Your objective:
Copy out each line of the material below that holds the string "سامنے".

Data records:
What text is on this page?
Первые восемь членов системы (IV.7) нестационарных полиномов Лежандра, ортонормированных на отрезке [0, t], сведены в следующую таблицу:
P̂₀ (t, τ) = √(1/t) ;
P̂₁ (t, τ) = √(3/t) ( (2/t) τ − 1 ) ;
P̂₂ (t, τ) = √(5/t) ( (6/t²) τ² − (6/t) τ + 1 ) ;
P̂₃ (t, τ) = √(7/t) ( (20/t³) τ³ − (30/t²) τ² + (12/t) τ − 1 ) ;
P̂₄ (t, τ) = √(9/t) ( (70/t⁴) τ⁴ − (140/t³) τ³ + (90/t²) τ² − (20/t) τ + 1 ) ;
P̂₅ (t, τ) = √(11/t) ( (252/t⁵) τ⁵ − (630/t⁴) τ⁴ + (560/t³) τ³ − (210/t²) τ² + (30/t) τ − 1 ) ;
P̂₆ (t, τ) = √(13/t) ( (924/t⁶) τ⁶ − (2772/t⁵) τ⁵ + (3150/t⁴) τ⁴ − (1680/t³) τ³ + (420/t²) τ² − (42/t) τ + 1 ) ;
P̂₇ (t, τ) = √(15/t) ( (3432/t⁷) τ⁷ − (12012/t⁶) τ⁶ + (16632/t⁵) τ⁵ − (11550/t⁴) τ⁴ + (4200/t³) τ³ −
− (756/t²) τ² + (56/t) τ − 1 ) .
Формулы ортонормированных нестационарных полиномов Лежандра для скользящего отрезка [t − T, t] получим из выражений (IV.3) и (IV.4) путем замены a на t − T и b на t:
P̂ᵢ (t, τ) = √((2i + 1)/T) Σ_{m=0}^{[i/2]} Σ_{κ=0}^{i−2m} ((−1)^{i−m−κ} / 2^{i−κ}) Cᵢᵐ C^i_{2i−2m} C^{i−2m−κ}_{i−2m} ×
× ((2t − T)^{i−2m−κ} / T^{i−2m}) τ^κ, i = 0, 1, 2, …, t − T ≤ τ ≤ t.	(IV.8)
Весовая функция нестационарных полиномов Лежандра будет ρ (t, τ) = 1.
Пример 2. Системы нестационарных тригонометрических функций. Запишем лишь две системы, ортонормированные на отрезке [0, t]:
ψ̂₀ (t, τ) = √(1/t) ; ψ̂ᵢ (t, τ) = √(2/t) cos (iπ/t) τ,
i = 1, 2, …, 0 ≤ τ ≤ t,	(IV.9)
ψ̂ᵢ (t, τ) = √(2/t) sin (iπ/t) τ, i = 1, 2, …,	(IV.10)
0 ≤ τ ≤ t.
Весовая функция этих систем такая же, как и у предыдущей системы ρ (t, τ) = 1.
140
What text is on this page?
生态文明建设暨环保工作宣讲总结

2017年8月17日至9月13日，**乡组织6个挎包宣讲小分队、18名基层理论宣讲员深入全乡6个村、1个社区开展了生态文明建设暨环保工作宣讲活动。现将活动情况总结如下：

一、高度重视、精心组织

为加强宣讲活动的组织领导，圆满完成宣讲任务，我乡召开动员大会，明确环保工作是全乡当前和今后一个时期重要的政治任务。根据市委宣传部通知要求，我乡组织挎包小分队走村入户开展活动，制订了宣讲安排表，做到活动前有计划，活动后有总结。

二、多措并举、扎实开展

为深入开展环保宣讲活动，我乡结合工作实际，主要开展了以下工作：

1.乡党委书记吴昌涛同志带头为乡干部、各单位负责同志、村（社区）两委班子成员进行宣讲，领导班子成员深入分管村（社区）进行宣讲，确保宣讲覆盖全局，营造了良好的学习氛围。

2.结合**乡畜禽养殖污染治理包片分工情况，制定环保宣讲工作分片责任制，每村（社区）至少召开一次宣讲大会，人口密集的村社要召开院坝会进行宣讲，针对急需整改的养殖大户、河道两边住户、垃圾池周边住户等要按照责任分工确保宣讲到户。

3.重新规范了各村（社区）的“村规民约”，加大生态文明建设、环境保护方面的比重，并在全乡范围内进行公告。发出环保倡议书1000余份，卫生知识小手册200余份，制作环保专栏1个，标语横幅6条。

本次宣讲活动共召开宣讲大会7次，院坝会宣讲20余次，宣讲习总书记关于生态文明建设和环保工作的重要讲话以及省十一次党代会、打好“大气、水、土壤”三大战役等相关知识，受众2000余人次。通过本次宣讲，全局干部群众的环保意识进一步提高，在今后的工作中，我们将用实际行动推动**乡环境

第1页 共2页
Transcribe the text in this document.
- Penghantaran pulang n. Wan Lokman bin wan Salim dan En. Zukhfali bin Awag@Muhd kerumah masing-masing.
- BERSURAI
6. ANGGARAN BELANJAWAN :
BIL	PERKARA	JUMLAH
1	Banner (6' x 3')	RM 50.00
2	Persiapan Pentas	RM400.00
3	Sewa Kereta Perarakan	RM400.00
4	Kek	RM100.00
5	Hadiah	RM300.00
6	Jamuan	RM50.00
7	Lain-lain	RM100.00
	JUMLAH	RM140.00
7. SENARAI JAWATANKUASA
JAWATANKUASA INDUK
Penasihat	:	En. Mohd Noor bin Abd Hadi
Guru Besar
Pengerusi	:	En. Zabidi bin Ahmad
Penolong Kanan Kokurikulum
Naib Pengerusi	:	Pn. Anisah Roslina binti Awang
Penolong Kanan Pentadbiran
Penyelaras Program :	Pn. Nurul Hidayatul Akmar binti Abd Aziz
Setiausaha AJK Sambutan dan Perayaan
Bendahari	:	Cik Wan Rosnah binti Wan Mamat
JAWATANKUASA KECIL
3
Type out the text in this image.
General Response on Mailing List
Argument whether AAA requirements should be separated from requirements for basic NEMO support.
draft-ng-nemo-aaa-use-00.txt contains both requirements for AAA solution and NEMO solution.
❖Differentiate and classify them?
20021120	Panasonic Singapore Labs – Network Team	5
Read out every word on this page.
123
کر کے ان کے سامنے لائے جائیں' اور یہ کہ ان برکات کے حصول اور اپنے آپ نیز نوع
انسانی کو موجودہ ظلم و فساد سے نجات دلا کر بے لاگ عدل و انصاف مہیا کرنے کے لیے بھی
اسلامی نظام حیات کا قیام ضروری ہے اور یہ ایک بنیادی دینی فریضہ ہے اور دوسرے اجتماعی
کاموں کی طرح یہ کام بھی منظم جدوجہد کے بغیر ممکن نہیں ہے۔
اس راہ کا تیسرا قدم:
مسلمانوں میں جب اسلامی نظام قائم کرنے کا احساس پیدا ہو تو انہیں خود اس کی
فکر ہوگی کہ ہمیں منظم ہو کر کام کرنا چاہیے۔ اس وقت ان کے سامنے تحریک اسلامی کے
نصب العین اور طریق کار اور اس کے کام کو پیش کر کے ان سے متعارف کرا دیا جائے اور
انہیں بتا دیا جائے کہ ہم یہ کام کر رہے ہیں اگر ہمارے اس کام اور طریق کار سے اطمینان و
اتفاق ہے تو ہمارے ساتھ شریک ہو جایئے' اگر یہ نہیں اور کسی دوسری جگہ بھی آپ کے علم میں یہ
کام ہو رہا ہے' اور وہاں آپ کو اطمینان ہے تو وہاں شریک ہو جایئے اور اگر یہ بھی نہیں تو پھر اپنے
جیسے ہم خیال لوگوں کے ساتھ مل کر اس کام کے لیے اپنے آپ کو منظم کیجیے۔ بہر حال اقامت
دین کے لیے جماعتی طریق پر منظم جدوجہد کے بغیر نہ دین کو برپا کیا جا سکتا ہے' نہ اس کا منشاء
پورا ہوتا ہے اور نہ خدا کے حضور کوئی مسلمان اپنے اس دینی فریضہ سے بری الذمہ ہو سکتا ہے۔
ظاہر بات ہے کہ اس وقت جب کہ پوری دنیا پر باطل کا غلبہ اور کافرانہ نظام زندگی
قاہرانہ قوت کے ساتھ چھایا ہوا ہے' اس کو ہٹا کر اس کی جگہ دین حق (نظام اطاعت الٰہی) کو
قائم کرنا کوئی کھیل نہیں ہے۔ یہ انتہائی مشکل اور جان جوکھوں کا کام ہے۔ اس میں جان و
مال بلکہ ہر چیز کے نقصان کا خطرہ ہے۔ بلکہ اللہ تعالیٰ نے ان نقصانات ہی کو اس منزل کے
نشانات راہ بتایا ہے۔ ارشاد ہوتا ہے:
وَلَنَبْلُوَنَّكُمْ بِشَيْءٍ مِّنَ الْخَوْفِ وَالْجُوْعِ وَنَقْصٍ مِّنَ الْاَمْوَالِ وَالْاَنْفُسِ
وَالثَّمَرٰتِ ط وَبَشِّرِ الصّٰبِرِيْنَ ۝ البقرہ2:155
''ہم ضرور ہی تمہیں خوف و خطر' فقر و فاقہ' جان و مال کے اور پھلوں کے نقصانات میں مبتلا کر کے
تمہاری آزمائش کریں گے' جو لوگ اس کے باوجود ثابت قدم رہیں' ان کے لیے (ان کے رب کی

Expected output:
کر کے ان کے سامنے لائے جائیں' اور یہ کہ ان برکات کے حصول اور اپنے آپ نیز نوع
فکر ہوگی کہ ہمیں منظم ہو کر کام کرنا چاہیے۔ اس وقت ان کے سامنے تحریک اسلامی کے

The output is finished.